EXERCISE DIRECTIONS:
Pull every line with the word "this" out of the entries below.

GIVEN RECORDS:
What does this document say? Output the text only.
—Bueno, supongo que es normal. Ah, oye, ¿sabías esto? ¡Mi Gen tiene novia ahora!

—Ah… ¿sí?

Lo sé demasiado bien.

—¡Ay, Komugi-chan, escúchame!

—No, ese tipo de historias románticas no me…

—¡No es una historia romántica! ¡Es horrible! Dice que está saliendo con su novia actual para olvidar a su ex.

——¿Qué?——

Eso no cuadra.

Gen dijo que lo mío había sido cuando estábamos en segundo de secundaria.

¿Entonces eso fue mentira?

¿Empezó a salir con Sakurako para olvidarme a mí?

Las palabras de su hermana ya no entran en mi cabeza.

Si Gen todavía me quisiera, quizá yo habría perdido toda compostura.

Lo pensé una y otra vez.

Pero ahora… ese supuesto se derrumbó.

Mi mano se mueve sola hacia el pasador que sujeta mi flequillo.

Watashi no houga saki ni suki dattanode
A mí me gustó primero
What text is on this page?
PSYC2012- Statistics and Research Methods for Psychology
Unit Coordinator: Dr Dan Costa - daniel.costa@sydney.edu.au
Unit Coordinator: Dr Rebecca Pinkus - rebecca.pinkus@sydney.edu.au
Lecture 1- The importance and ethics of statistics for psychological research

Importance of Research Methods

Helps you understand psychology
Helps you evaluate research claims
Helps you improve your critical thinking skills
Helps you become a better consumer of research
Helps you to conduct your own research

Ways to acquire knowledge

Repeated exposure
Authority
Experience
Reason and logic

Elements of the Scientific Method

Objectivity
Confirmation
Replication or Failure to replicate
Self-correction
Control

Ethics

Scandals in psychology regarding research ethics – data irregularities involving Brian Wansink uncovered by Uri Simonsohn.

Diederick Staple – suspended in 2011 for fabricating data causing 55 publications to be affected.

THE SOLUTION:
What does this document say? Output the text only.
What text is on this page?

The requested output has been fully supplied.